DATA SUPPLIED:
>> START
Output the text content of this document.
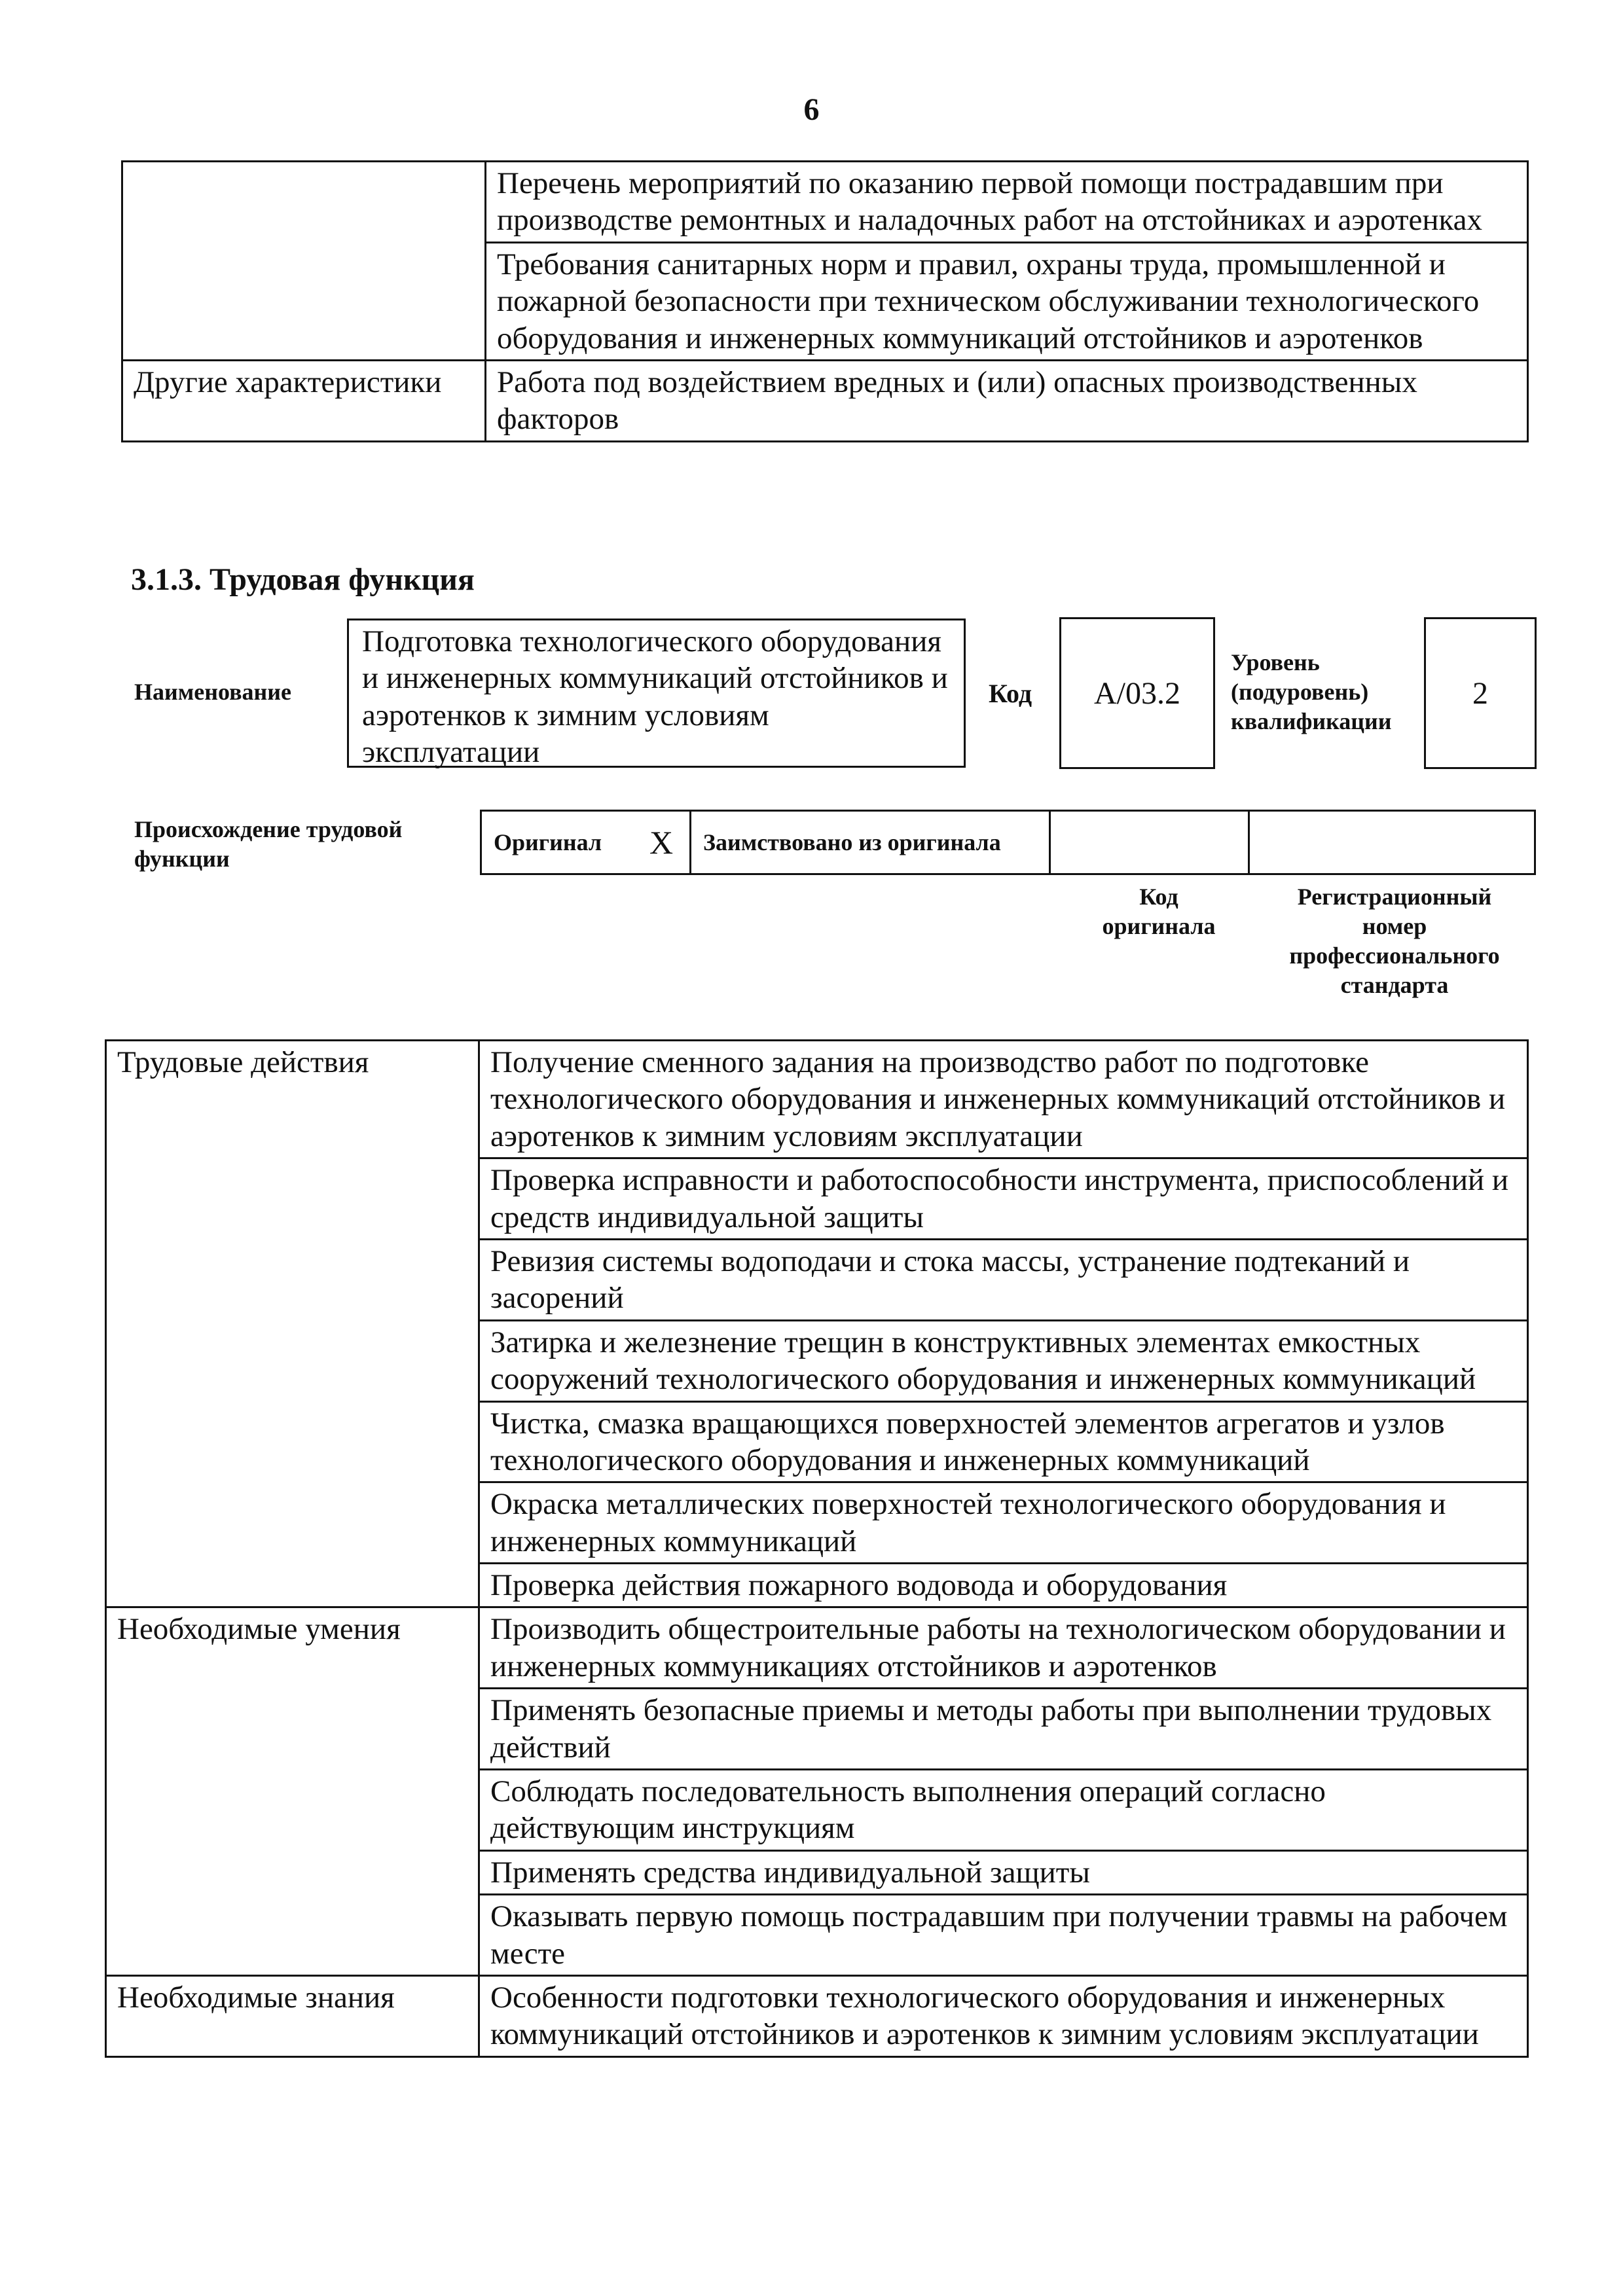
6
	Перечень мероприятий по оказанию первой помощи пострадавшим при производстве ремонтных и наладочных работ на отстойниках и аэротенках
	Требования санитарных норм и правил, охраны труда, промышленной и пожарной безопасности при техническом обслуживании технологического оборудования и инженерных коммуникаций отстойников и аэротенков
Другие характеристики	Работа под воздействием вредных и (или) опасных производственных факторов
3.1.3. Трудовая функция
Наименование
Подготовка технологического оборудования и инженерных коммуникаций отстойников и аэротенков к зимним условиям эксплуатации
Код	A/03.2
Уровень (подуровень) квалификации
2
Происхождение трудовой функции
Оригинал	X	Заимствовано из оригинала		
Код оригинала
Регистрационный номер профессионального стандарта
Трудовые действия	Получение сменного задания на производство работ по подготовке технологического оборудования и инженерных коммуникаций отстойников и аэротенков к зимним условиям эксплуатации
	Проверка исправности и работоспособности инструмента, приспособлений и средств индивидуальной защиты
	Ревизия системы водоподачи и стока массы, устранение подтеканий и засорений
	Затирка и железнение трещин в конструктивных элементах емкостных сооружений технологического оборудования и инженерных коммуникаций
	Чистка, смазка вращающихся поверхностей элементов агрегатов и узлов технологического оборудования и инженерных коммуникаций
	Окраска металлических поверхностей технологического оборудования и инженерных коммуникаций
	Проверка действия пожарного водовода и оборудования
Необходимые умения	Производить общестроительные работы на технологическом оборудовании и инженерных коммуникациях отстойников и аэротенков
	Применять безопасные приемы и методы работы при выполнении трудовых действий
	Соблюдать последовательность выполнения операций согласно действующим инструкциям
	Применять средства индивидуальной защиты
	Оказывать первую помощь пострадавшим при получении травмы на рабочем месте
Необходимые знания	Особенности подготовки технологического оборудования и инженерных коммуникаций отстойников и аэротенков к зимним условиям эксплуатации
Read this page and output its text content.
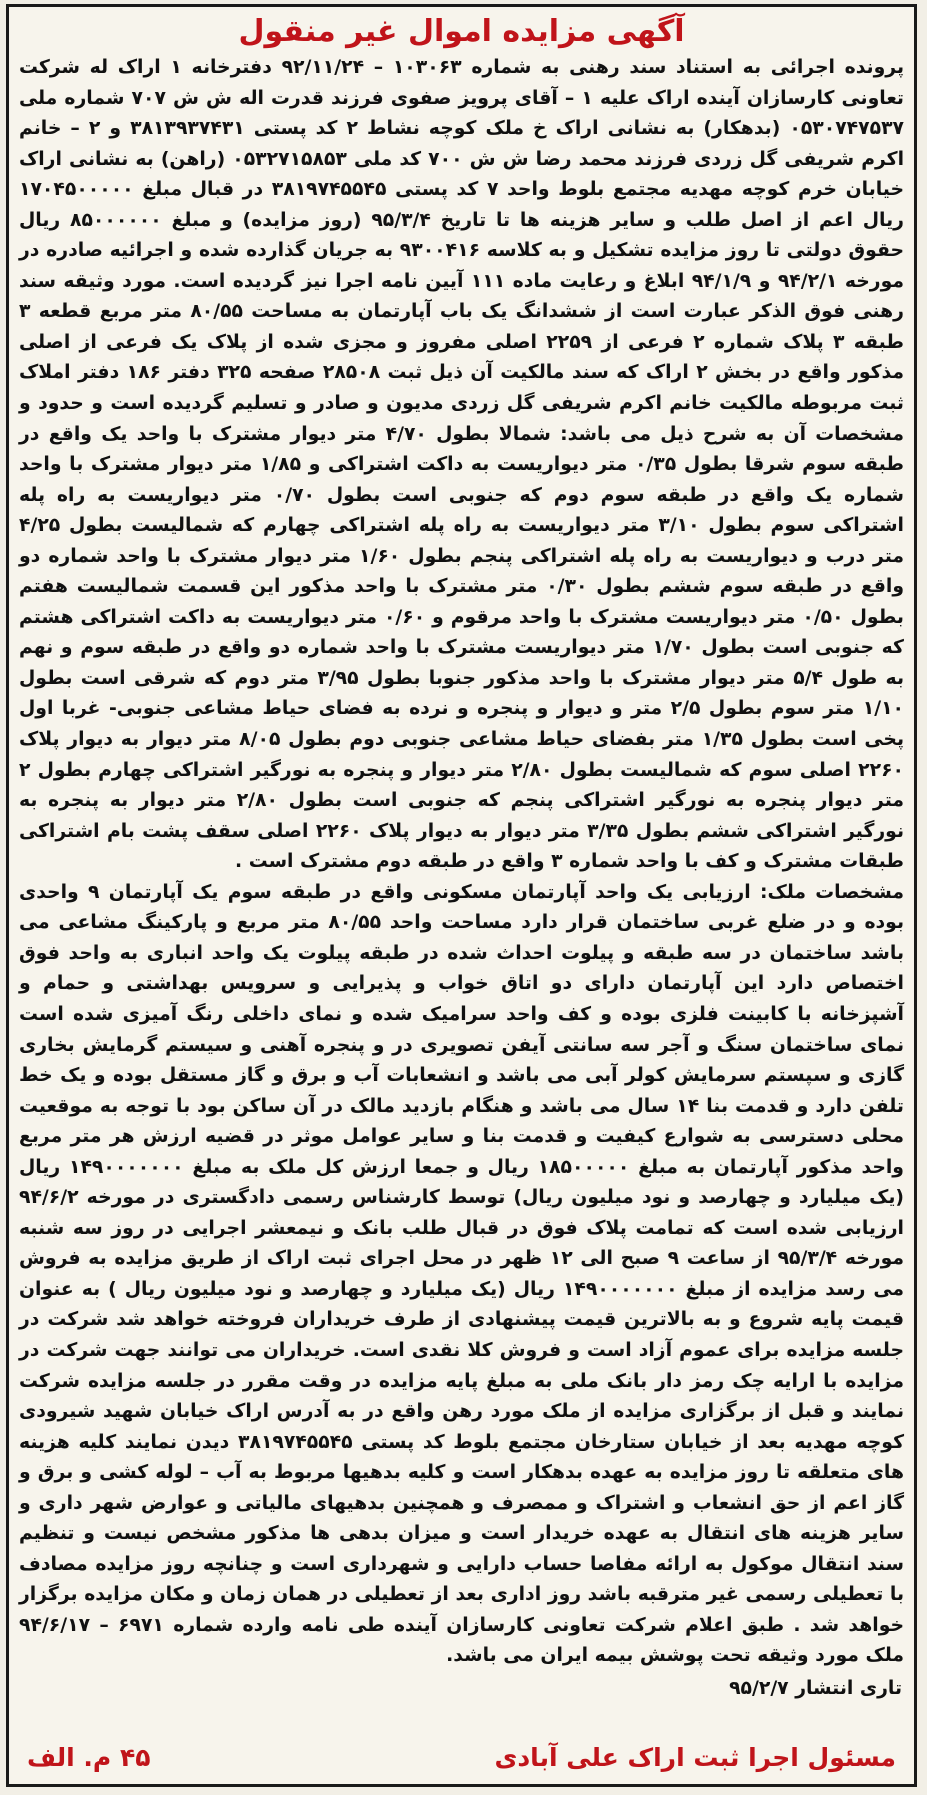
آگهی مزایده اموال غیر منقول

پرونده اجرائی به استناد سند رهنی به شماره ۱۰۳۰۶۳ – ۹۲/۱۱/۲۴ دفترخانه ۱ اراک له شرکت تعاونی کارسازان آینده اراک علیه ۱ – آقای پرویز صفوی فرزند قدرت اله ش ش ۷۰۷ شماره ملی ۰۵۳۰۷۴۷۵۳۷ (بدهکار) به نشانی اراک خ ملک کوچه نشاط ۲ کد پستی ۳۸۱۳۹۳۷۴۳۱ و ۲ – خانم اکرم شریفی گل زردی فرزند محمد رضا ش ش ۷۰۰ کد ملی ۰۵۳۲۷۱۵۸۵۳ (راهن) به نشانی اراک خیابان خرم کوچه مهدیه مجتمع بلوط واحد ۷ کد پستی ۳۸۱۹۷۴۵۵۴۵ در قبال مبلغ ۱۷۰۴۵۰۰۰۰۰ ریال اعم از اصل طلب و سایر هزینه ها تا تاریخ ۹۵/۳/۴ (روز مزایده) و مبلغ ۸۵۰۰۰۰۰۰ ریال حقوق دولتی تا روز مزایده تشکیل و به کلاسه ۹۳۰۰۴۱۶ به جریان گذارده شده و اجرائیه صادره در مورخه ۹۴/۲/۱ و ۹۴/۱/۹ ابلاغ و رعایت ماده ۱۱۱ آیین نامه اجرا نیز گردیده است. مورد وثیقه سند رهنی فوق الذکر عبارت است از ششدانگ یک باب آپارتمان به مساحت ۸۰/۵۵ متر مربع قطعه ۳ طبقه ۳ پلاک شماره ۲ فرعی از ۲۲۵۹ اصلی مفروز و مجزی شده از پلاک یک فرعی از اصلی مذکور واقع در بخش ۲ اراک که سند مالکیت آن ذیل ثبت ۲۸۵۰۸ صفحه ۳۲۵ دفتر ۱۸۶ دفتر املاک ثبت مربوطه مالکیت خانم اکرم شریفی گل زردی مدیون و صادر و تسلیم گردیده است و حدود و مشخصات آن به شرح ذیل می باشد: شمالا بطول ۴/۷۰ متر دیوار مشترک با واحد یک واقع در طبقه سوم شرقا بطول ۰/۳۵ متر دیواریست به داکت اشتراکی و ۱/۸۵ متر دیوار مشترک با واحد شماره یک واقع در طبقه سوم دوم که جنوبی است بطول ۰/۷۰ متر دیواریست به راه پله اشتراکی سوم بطول ۳/۱۰ متر دیواریست به راه پله اشتراکی چهارم که شمالیست بطول ۴/۲۵ متر درب و دیواریست به راه پله اشتراکی پنجم بطول ۱/۶۰ متر دیوار مشترک با واحد شماره دو واقع در طبقه سوم ششم بطول ۰/۳۰ متر مشترک با واحد مذکور این قسمت شمالیست هفتم بطول ۰/۵۰ متر دیواریست مشترک با واحد مرقوم و ۰/۶۰ متر دیواریست به داکت اشتراکی هشتم که جنوبی است بطول ۱/۷۰ متر دیواریست مشترک با واحد شماره دو واقع در طبقه سوم و نهم به طول ۵/۴ متر دیوار مشترک با واحد مذکور جنوبا بطول ۳/۹۵ متر دوم که شرقی است بطول ۱/۱۰ متر سوم بطول ۲/۵ متر و دیوار و پنجره و نرده به فضای حیاط مشاعی جنوبی- غربا اول پخی است بطول ۱/۳۵ متر بفضای حیاط مشاعی جنوبی دوم بطول ۸/۰۵ متر دیوار به دیوار پلاک ۲۲۶۰ اصلی سوم که شمالیست بطول ۲/۸۰ متر دیوار و پنجره به نورگیر اشتراکی چهارم بطول ۲ متر دیوار پنجره به نورگیر اشتراکی پنجم که جنوبی است بطول ۲/۸۰ متر دیوار به پنجره به نورگیر اشتراکی ششم بطول ۳/۳۵ متر دیوار به دیوار پلاک ۲۲۶۰ اصلی سقف پشت بام اشتراکی طبقات مشترک و کف با واحد شماره ۳ واقع در طبقه دوم مشترک است .

مشخصات ملک: ارزیابی یک واحد آپارتمان مسکونی واقع در طبقه سوم یک آپارتمان ۹ واحدی بوده و در ضلع غربی ساختمان قرار دارد مساحت واحد ۸۰/۵۵ متر مربع و پارکینگ مشاعی می باشد ساختمان در سه طبقه و پیلوت احداث شده در طبقه پیلوت یک واحد انباری به واحد فوق اختصاص دارد این آپارتمان دارای دو اتاق خواب و پذیرایی و سرویس بهداشتی و حمام و آشپزخانه با کابینت فلزی بوده و کف واحد سرامیک شده و نمای داخلی رنگ آمیزی شده است نمای ساختمان سنگ و آجر سه سانتی آیفن تصویری در و پنجره آهنی و سیستم گرمایش بخاری گازی و سپستم سرمایش کولر آبی می باشد و انشعابات آب و برق و گاز مستقل بوده و یک خط تلفن دارد و قدمت بنا ۱۴ سال می باشد و هنگام بازدید مالک در آن ساکن بود با توجه به موقعیت محلی دسترسی به شوارع کیفیت و قدمت بنا و سایر عوامل موثر در قضیه ارزش هر متر مربع واحد مذکور آپارتمان به مبلغ ۱۸۵۰۰۰۰۰ ریال و جمعا ارزش کل ملک به مبلغ ۱۴۹۰۰۰۰۰۰۰ ریال (یک میلیارد و چهارصد و نود میلیون ریال) توسط کارشناس رسمی دادگستری در مورخه ۹۴/۶/۲ ارزیابی شده است که تمامت پلاک فوق در قبال طلب بانک و نیمعشر اجرایی در روز سه شنبه مورخه ۹۵/۳/۴ از ساعت ۹ صبح الی ۱۲ ظهر در محل اجرای ثبت اراک از طریق مزایده به فروش می رسد مزایده از مبلغ ۱۴۹۰۰۰۰۰۰۰ ریال (یک میلیارد و چهارصد و نود میلیون ریال ) به عنوان قیمت پایه شروع و به بالاترین قیمت پیشنهادی از طرف خریداران فروخته خواهد شد شرکت در جلسه مزایده برای عموم آزاد است و فروش کلا نقدی است. خریداران می توانند جهت شرکت در مزایده با ارایه چک رمز دار بانک ملی به مبلغ پایه مزایده در وقت مقرر در جلسه مزایده شرکت نمایند و قبل از برگزاری مزایده از ملک مورد رهن واقع در به آدرس اراک خیابان شهید شیرودی کوچه مهدیه بعد از خیابان ستارخان مجتمع بلوط کد پستی ۳۸۱۹۷۴۵۵۴۵ دیدن نمایند کلیه هزینه های متعلقه تا روز مزایده به عهده بدهکار است و کلیه بدهیها مربوط به آب – لوله کشی و برق و گاز اعم از حق انشعاب و اشتراک و ممصرف و همچنین بدهیهای مالیاتی و عوارض شهر داری و سایر هزینه های انتقال به عهده خریدار است و میزان بدهی ها مذکور مشخص نیست و تنظیم سند انتقال موکول به ارائه مفاصا حساب دارایی و شهرداری است و چنانچه روز مزایده مصادف با تعطیلی رسمی غیر مترقبه باشد روز اداری بعد از تعطیلی در همان زمان و مکان مزایده برگزار خواهد شد . طبق اعلام شرکت تعاونی کارسازان آینده طی نامه وارده شماره ۶۹۷۱ – ۹۴/۶/۱۷ ملک مورد وثیقه تحت پوشش بیمه ایران می باشد.

تاری انتشار ۹۵/۲/۷
مسئول اجرا ثبت اراک علی آبادی
۴۵ م. الف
>> END
GIVEN INSTRUCTION: How many lines of these entries contain the string "коммуникаций"? Reply with the number alone.

ANSWER TO THE PROBLEM: 7